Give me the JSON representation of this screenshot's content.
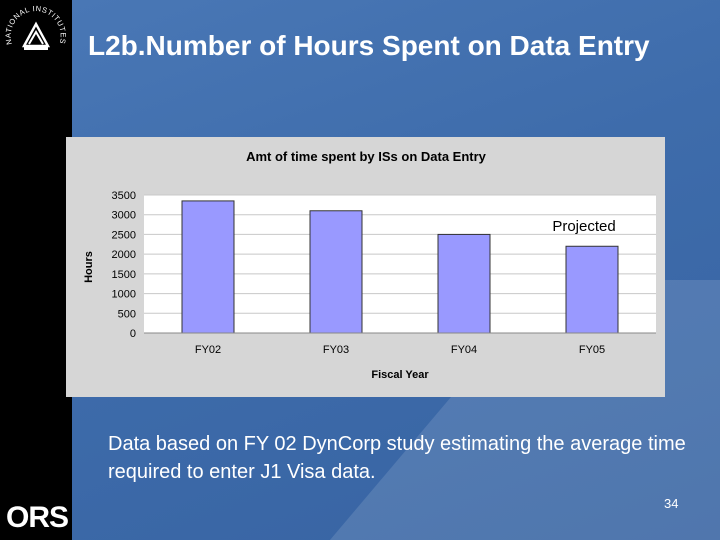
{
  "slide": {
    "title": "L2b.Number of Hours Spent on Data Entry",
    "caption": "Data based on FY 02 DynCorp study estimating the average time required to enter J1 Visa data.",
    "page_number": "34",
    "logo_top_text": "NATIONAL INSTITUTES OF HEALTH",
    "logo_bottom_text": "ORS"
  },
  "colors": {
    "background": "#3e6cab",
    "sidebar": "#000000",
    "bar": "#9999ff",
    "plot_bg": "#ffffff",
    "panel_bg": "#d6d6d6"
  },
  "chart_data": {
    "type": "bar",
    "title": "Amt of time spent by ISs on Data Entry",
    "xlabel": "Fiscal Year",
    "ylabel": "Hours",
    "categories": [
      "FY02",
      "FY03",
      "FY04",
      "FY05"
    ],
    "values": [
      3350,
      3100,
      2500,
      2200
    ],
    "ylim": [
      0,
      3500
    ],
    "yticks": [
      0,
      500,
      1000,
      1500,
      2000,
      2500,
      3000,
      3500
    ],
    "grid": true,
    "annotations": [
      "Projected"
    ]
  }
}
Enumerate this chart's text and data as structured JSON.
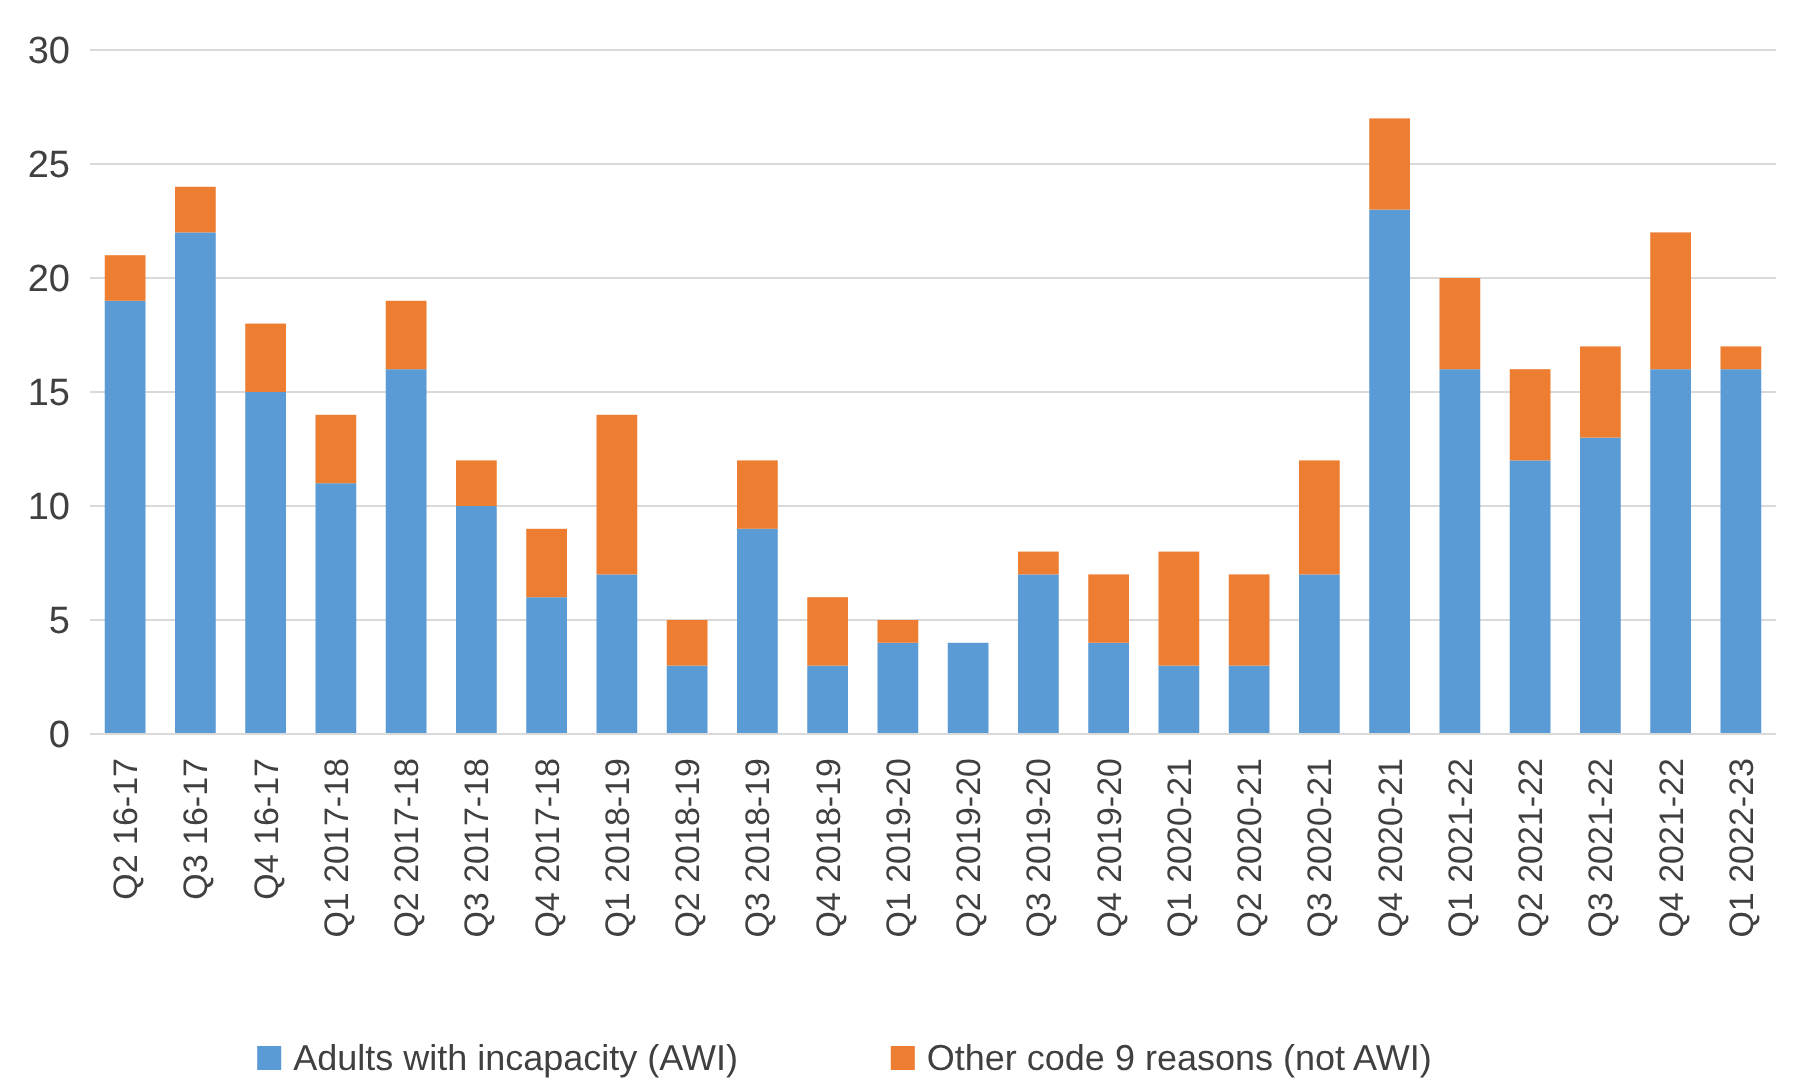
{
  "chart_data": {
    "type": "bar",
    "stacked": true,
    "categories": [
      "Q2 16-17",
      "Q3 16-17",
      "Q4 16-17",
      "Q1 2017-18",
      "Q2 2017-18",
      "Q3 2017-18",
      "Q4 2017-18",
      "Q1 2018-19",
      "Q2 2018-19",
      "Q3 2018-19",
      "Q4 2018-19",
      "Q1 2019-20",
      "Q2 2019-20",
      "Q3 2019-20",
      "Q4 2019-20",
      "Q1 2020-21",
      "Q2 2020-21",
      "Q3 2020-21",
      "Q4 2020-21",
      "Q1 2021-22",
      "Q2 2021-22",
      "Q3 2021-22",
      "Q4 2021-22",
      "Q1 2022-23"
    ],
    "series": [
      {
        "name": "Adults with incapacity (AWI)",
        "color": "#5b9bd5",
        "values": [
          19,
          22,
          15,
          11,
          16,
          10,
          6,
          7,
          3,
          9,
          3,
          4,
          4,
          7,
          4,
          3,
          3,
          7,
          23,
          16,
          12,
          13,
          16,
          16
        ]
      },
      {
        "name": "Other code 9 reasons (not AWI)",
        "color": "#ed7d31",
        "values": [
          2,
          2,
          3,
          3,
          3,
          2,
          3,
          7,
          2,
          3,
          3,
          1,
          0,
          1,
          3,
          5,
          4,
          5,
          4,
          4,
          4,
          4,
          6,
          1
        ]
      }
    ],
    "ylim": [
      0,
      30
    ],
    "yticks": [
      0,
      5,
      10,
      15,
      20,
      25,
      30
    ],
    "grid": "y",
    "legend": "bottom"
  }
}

════════════════

Given task:
From the data above, gather every line that includes the word "JSON".

Written reply:
Give me the JSON representation of this screenshot's content.
Enumerate this chart's text and data as structured JSON.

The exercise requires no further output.